Lines of data
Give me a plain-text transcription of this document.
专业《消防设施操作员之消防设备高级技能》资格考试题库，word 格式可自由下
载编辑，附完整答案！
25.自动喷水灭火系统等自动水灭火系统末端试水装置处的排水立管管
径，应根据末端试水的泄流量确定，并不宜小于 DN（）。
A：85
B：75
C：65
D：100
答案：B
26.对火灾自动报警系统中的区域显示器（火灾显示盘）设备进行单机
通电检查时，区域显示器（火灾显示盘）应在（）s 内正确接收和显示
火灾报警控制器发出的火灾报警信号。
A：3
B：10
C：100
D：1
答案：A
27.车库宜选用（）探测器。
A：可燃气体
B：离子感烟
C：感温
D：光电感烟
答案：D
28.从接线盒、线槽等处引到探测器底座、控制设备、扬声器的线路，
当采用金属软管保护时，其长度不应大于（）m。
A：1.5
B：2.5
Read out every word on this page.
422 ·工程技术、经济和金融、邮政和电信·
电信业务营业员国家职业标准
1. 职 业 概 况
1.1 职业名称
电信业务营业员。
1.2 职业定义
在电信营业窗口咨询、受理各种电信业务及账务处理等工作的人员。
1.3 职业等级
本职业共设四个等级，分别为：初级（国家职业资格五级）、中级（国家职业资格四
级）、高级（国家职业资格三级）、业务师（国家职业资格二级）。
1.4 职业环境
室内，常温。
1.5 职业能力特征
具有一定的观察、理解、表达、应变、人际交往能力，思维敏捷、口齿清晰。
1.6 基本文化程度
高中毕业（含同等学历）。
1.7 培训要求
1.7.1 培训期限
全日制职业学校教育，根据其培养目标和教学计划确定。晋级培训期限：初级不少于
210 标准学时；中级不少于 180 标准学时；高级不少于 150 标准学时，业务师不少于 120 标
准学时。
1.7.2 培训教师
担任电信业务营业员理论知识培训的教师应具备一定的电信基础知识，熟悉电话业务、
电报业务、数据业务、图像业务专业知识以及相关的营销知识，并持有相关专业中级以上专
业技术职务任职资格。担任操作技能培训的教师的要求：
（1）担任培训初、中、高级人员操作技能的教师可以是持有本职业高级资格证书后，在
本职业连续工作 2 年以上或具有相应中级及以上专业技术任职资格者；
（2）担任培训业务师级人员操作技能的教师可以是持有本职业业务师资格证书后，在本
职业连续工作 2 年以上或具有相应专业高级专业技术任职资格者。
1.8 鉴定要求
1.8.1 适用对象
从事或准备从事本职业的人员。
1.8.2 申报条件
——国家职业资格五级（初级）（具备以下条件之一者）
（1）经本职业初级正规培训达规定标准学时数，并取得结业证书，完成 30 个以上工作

Directive: Return all of the data precisely as it appears.

Response to the exercise:
Give me a plain-text transcription of this document.
专业《消防设施操作员之消防设备高级技能》资格考试题库，word 格式可自由下
载编辑，附完整答案！
25.自动喷水灭火系统等自动水灭火系统末端试水装置处的排水立管管
径，应根据末端试水的泄流量确定，并不宜小于 DN（）。
A：85
B：75
C：65
D：100
答案：B
26.对火灾自动报警系统中的区域显示器（火灾显示盘）设备进行单机
通电检查时，区域显示器（火灾显示盘）应在（）s 内正确接收和显示
火灾报警控制器发出的火灾报警信号。
A：3
B：10
C：100
D：1
答案：A
27.车库宜选用（）探测器。
A：可燃气体
B：离子感烟
C：感温
D：光电感烟
答案：D
28.从接线盒、线槽等处引到探测器底座、控制设备、扬声器的线路，
当采用金属软管保护时，其长度不应大于（）m。
A：1.5
B：2.5
Read out every word on this page.
422 ·工程技术、经济和金融、邮政和电信·
电信业务营业员国家职业标准
1. 职 业 概 况
1.1 职业名称
电信业务营业员。
1.2 职业定义
在电信营业窗口咨询、受理各种电信业务及账务处理等工作的人员。
1.3 职业等级
本职业共设四个等级，分别为：初级（国家职业资格五级）、中级（国家职业资格四
级）、高级（国家职业资格三级）、业务师（国家职业资格二级）。
1.4 职业环境
室内，常温。
1.5 职业能力特征
具有一定的观察、理解、表达、应变、人际交往能力，思维敏捷、口齿清晰。
1.6 基本文化程度
高中毕业（含同等学历）。
1.7 培训要求
1.7.1 培训期限
全日制职业学校教育，根据其培养目标和教学计划确定。晋级培训期限：初级不少于
210 标准学时；中级不少于 180 标准学时；高级不少于 150 标准学时，业务师不少于 120 标
准学时。
1.7.2 培训教师
担任电信业务营业员理论知识培训的教师应具备一定的电信基础知识，熟悉电话业务、
电报业务、数据业务、图像业务专业知识以及相关的营销知识，并持有相关专业中级以上专
业技术职务任职资格。担任操作技能培训的教师的要求：
（1）担任培训初、中、高级人员操作技能的教师可以是持有本职业高级资格证书后，在
本职业连续工作 2 年以上或具有相应中级及以上专业技术任职资格者；
（2）担任培训业务师级人员操作技能的教师可以是持有本职业业务师资格证书后，在本
职业连续工作 2 年以上或具有相应专业高级专业技术任职资格者。
1.8 鉴定要求
1.8.1 适用对象
从事或准备从事本职业的人员。
1.8.2 申报条件
——国家职业资格五级（初级）（具备以下条件之一者）
（1）经本职业初级正规培训达规定标准学时数，并取得结业证书，完成 30 个以上工作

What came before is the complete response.